>>
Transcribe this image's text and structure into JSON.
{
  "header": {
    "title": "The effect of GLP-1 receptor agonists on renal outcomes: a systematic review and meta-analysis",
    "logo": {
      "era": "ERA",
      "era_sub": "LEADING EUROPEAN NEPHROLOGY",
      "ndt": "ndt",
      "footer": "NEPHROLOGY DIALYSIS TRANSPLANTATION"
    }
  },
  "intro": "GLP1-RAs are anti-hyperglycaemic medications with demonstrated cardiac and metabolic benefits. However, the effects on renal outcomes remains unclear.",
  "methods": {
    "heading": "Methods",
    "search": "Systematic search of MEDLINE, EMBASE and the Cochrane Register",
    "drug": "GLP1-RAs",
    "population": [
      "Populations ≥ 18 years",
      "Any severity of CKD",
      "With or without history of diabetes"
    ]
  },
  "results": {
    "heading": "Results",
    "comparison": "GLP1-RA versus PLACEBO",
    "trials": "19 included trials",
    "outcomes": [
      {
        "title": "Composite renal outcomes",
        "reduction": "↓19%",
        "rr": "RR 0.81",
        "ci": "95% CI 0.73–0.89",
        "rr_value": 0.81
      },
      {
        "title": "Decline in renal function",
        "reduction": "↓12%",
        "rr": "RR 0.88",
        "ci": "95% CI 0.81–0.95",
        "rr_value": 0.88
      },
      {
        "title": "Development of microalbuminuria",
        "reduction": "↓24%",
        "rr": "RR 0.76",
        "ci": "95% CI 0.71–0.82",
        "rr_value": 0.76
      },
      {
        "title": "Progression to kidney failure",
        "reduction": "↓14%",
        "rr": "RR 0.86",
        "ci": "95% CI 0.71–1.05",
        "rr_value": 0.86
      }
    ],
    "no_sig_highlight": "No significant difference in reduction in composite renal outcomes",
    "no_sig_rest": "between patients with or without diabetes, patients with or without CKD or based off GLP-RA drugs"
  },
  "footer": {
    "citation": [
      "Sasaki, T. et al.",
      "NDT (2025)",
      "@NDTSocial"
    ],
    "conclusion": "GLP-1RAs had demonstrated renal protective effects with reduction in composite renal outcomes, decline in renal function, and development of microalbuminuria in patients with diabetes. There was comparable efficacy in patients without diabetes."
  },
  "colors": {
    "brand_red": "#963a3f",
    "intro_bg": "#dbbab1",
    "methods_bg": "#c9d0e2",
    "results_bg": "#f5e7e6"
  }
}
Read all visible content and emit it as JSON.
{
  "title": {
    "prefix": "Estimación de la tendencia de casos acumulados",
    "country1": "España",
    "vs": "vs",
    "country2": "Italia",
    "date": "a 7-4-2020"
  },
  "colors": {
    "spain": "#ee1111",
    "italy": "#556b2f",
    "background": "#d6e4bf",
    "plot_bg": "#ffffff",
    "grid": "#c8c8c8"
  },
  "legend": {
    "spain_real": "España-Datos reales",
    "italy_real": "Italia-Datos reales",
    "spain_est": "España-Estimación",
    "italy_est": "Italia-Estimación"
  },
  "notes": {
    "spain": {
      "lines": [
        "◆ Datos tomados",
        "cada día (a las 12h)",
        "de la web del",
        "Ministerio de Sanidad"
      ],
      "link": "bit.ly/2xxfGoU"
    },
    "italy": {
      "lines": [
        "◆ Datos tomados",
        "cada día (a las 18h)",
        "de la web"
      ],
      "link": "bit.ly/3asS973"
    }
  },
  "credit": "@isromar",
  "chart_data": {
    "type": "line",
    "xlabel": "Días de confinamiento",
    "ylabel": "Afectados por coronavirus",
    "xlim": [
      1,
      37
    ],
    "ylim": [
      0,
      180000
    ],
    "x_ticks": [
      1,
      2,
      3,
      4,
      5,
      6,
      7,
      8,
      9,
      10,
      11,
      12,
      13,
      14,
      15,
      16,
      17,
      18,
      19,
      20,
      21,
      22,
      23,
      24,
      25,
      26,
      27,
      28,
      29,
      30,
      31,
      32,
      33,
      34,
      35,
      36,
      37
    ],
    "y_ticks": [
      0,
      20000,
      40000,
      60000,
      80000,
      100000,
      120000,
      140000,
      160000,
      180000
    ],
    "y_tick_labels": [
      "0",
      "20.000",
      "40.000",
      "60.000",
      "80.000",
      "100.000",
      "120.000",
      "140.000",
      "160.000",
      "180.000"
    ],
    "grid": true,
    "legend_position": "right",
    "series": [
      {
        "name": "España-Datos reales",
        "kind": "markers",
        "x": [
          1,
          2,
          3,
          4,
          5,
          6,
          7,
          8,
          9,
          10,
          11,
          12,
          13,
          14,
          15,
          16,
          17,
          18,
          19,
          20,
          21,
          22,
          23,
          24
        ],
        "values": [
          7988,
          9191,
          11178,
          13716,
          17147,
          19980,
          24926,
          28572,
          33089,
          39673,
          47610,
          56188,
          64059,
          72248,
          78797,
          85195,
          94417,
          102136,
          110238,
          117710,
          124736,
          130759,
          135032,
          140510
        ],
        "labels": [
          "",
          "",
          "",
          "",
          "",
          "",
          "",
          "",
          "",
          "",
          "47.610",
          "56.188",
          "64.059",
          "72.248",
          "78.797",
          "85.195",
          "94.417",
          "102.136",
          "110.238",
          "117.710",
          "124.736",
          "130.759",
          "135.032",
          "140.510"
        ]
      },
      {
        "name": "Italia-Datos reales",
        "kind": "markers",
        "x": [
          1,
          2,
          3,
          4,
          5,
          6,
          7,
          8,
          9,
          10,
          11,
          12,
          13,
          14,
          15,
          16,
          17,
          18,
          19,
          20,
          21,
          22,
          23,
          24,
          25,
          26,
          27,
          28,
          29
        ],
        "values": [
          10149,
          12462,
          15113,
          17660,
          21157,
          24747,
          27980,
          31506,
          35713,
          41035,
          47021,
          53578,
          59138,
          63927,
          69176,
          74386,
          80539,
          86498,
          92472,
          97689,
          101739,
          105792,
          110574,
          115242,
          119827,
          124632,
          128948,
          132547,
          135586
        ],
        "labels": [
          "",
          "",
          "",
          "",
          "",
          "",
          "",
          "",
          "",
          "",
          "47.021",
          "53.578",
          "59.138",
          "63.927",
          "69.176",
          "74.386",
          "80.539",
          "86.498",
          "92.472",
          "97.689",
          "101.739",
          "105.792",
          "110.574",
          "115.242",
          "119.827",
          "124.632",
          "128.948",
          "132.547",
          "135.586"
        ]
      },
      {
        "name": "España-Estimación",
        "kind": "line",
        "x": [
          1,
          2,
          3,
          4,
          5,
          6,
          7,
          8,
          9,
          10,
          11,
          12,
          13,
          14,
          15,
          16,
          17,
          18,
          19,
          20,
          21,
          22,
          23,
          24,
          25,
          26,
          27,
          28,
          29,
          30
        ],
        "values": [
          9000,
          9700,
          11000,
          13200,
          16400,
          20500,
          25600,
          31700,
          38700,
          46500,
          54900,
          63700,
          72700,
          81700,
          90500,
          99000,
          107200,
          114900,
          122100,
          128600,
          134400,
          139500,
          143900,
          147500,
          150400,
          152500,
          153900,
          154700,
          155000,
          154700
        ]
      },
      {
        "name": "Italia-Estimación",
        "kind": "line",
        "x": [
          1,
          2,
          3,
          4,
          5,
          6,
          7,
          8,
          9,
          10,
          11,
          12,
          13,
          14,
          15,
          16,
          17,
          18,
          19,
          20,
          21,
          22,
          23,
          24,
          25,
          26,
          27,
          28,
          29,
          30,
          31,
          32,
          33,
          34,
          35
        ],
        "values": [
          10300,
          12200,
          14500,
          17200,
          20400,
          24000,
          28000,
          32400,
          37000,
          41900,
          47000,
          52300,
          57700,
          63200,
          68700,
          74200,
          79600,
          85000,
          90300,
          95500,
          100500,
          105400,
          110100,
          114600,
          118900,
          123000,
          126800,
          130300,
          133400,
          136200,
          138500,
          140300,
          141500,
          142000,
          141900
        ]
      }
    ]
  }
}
<<
What you need to do →
The answer must consist of every line from the listing above that includes the word "microalbuminuria".

Output of the task →
        "title": "Development of microalbuminuria",
    "conclusion": "GLP-1RAs had demonstrated renal protective effects with reduction in composite renal outcomes, decline in renal function, and development of microalbuminuria in patients with diabetes. There was comparable efficacy in patients without diabetes."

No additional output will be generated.